• INSTRUCTION:
Reproduce all entries verbatim, with nothing added or dropped.

• INFORMATION GIVEN:

___

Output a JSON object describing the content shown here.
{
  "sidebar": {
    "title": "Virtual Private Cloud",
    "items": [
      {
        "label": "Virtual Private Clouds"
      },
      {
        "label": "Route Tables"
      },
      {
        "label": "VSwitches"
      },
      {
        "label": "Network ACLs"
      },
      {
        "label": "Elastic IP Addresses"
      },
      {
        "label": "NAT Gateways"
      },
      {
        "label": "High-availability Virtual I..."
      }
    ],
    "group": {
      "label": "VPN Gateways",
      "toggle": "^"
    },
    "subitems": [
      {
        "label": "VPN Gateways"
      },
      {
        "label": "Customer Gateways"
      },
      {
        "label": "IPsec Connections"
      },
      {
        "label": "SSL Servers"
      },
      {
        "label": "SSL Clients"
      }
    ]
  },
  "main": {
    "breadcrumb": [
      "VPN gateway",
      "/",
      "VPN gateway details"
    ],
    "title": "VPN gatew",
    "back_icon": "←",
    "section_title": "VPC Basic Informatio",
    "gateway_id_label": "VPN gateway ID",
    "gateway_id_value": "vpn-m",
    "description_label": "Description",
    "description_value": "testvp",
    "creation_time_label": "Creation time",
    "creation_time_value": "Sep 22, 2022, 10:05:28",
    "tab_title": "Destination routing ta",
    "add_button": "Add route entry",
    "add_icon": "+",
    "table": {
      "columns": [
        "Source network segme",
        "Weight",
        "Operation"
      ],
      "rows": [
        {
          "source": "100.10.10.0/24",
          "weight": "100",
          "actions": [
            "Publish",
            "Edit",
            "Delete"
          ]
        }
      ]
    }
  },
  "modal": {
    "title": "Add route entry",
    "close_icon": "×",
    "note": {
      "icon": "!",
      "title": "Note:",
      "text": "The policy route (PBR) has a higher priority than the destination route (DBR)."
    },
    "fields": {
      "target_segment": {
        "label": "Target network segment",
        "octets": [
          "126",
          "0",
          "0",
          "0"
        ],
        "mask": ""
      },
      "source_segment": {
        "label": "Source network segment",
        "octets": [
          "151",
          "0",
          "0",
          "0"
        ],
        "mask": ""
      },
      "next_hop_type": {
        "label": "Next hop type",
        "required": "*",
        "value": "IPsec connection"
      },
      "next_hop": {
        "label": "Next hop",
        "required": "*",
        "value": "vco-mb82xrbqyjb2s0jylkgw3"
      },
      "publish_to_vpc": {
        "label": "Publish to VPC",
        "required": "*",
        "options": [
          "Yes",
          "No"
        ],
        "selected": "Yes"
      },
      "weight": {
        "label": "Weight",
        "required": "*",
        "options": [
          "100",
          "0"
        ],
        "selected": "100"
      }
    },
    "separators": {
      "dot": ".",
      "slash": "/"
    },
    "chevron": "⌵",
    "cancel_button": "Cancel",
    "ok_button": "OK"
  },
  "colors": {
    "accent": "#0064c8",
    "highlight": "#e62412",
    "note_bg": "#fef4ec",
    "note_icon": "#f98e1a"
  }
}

___

• ANSWER TO THIS PROBLEM:
Output a JSON object describing the content shown here.
{
  "sidebar": {
    "title": "Virtual Private Cloud",
    "items": [
      {
        "label": "Virtual Private Clouds"
      },
      {
        "label": "Route Tables"
      },
      {
        "label": "VSwitches"
      },
      {
        "label": "Network ACLs"
      },
      {
        "label": "Elastic IP Addresses"
      },
      {
        "label": "NAT Gateways"
      },
      {
        "label": "High-availability Virtual I..."
      }
    ],
    "group": {
      "label": "VPN Gateways",
      "toggle": "^"
    },
    "subitems": [
      {
        "label": "VPN Gateways"
      },
      {
        "label": "Customer Gateways"
      },
      {
        "label": "IPsec Connections"
      },
      {
        "label": "SSL Servers"
      },
      {
        "label": "SSL Clients"
      }
    ]
  },
  "main": {
    "breadcrumb": [
      "VPN gateway",
      "/",
      "VPN gateway details"
    ],
    "title": "VPN gatew",
    "back_icon": "←",
    "section_title": "VPC Basic Informatio",
    "gateway_id_label": "VPN gateway ID",
    "gateway_id_value": "vpn-m",
    "description_label": "Description",
    "description_value": "testvp",
    "creation_time_label": "Creation time",
    "creation_time_value": "Sep 22, 2022, 10:05:28",
    "tab_title": "Destination routing ta",
    "add_button": "Add route entry",
    "add_icon": "+",
    "table": {
      "columns": [
        "Source network segme",
        "Weight",
        "Operation"
      ],
      "rows": [
        {
          "source": "100.10.10.0/24",
          "weight": "100",
          "actions": [
            "Publish",
            "Edit",
            "Delete"
          ]
        }
      ]
    }
  },
  "modal": {
    "title": "Add route entry",
    "close_icon": "×",
    "note": {
      "icon": "!",
      "title": "Note:",
      "text": "The policy route (PBR) has a higher priority than the destination route (DBR)."
    },
    "fields": {
      "target_segment": {
        "label": "Target network segment",
        "octets": [
          "126",
          "0",
          "0",
          "0"
        ],
        "mask": ""
      },
      "source_segment": {
        "label": "Source network segment",
        "octets": [
          "151",
          "0",
          "0",
          "0"
        ],
        "mask": ""
      },
      "next_hop_type": {
        "label": "Next hop type",
        "required": "*",
        "value": "IPsec connection"
      },
      "next_hop": {
        "label": "Next hop",
        "required": "*",
        "value": "vco-mb82xrbqyjb2s0jylkgw3"
      },
      "publish_to_vpc": {
        "label": "Publish to VPC",
        "required": "*",
        "options": [
          "Yes",
          "No"
        ],
        "selected": "Yes"
      },
      "weight": {
        "label": "Weight",
        "required": "*",
        "options": [
          "100",
          "0"
        ],
        "selected": "100"
      }
    },
    "separators": {
      "dot": ".",
      "slash": "/"
    },
    "chevron": "⌵",
    "cancel_button": "Cancel",
    "ok_button": "OK"
  },
  "colors": {
    "accent": "#0064c8",
    "highlight": "#e62412",
    "note_bg": "#fef4ec",
    "note_icon": "#f98e1a"
  }
}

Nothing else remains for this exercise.